**STATED TASK**
Using the material below, copy every line where "description" appears.

**DATA TO USE**

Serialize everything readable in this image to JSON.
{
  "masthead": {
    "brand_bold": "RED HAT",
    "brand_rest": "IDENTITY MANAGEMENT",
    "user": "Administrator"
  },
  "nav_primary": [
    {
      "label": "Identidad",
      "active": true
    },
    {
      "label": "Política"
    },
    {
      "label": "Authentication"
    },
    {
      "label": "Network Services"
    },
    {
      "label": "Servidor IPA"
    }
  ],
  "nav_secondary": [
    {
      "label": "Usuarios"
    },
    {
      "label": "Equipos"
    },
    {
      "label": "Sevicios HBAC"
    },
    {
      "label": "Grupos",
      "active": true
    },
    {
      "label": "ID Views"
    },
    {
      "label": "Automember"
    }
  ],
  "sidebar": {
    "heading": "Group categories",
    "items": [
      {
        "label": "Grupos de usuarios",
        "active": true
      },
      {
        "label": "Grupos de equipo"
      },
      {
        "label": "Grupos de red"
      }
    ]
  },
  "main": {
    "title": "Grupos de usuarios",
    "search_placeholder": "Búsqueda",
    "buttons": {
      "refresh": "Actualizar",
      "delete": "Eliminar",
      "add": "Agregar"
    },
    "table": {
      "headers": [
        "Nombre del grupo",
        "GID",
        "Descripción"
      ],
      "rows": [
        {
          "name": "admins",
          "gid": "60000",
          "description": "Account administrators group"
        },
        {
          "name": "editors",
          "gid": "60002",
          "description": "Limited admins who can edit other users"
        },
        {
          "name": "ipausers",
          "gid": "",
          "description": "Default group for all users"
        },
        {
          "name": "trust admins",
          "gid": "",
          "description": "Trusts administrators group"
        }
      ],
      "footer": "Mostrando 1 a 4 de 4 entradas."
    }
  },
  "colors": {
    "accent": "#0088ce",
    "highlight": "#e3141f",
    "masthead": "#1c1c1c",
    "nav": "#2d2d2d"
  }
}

**ANSWER FOR THE TASK**
          "description": "Account administrators group"
          "description": "Limited admins who can edit other users"
          "description": "Default group for all users"
          "description": "Trusts administrators group"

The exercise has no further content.